● DOCUMENT SECTION
From: Giacomo Fiorin (giacomo.fiorin_at_gmail.com)
Date: Wed Mar 13 2019 - 10:39:20 CDT
Hi Haochuan, those are special cases (yet rather common, as they are
default behavior) when the RMSD is computed over the same atoms used in the
fitting. The fit gradients happen to be zero, because the optimal rotation
is by definition the one that minimizes the RMSD, and the fit gradients are
disabled to save compute time. For eigenvector, it is a more complicated
to justify in a sentence, but it turns out that the fit gradients also
cancel out in the special case when the group used in the variable and the
group used for fitting coincide.
In your new variable, you should verify first that it behaves like RMSD and
eigenvector with respect to this, and only in that case disable the fit
gradients for good. Otherwise, it is probably safer to not disable them
via a hard-coded instruction but leave the option to disable them at run
time, which is always available.
Giacomo
On Wed, Mar 13, 2019 at 11:10 AM <yjcoshc_at_gmail.com> wrote:
> Dear Jérôme,
>
> I changed my code to use enable(f_ag_fit_gradients) and it seems I get the
> correct gradients! Thanks a lot!
>
> By the way, I have seen that the constructor of colvar::rmsd and
> colvar::eigenvector uses disable(f_ag_fit_gradients), and that's why I also
> disable it in my class constructor. Why is the feature disabled in these
> cases?

● TASK REQUIREMENTS
(1) In the forum thread on fit gradients, why are the fit gradients zero when the RMSD is computed over the same atoms used in the fitting?
(2) Write what comes next in the forum thread on fit gradients, starting after its final sentence.
The data that follows is separate material, unrelated to the forum thread on fit gradients.

● GIVEN DATA
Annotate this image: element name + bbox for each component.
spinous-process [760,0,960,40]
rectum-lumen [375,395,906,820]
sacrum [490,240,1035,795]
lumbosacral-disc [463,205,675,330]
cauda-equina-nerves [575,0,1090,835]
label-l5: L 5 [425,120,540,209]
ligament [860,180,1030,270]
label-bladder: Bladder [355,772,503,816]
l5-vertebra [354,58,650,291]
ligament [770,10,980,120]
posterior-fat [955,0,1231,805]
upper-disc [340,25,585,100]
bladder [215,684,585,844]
==
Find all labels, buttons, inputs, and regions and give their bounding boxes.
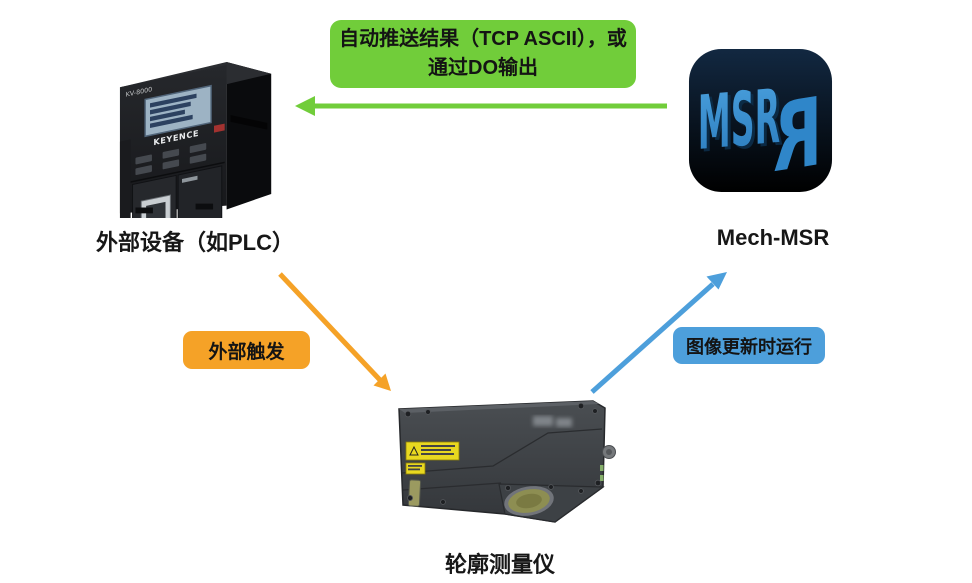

● ANSWERS TO THE TASKS
(1) The optimal rotation is, by definition, the one that minimizes the RMSD.

(2)
>
> Best regards,
>
> Haochuan Chen
>
>
> 在 2019/3/13 下午10:37, Jérôme Hénin 写道:
>
> Dear Haochuan,
>
> Yes. That is handled at the atom group level by enableFitGradients, which
> defaults to true. Cases where the calculation is not supported will trigger
> a dependency failure, so you cannot miss them.
>
> Best,
> Jérôme
>
> On Wed, 13 Mar 2019 at 14:04, <yjcoshc_at_gmail.com> wrote:
>
>> Dear NAMD and Colvars developers,
>>
>> If I have a vector *v* = *R* * *X* - *X*_ref, where the *X* is current
>> Cartesian coordinates of a set of atoms, *X*_ref is the reference
>> coordinates and *R* is the optimal rotation matrix, and in the C++
>> interface I have correctly setup the ref_pos of atom_group *X* in the
>> C++ interface. Assuming I have a scalar function f(*v*) and I know the
>> derivative of f with respect of *v* (df/d*v*), can I use df/d*v *as the
>> atomic gradients of atom_group *X*? In other words, can I assume d*R*/d
>> *X* is automatically computed when I have setup b_rotate and ref_pos of
>> *X* in the atom_group initialization?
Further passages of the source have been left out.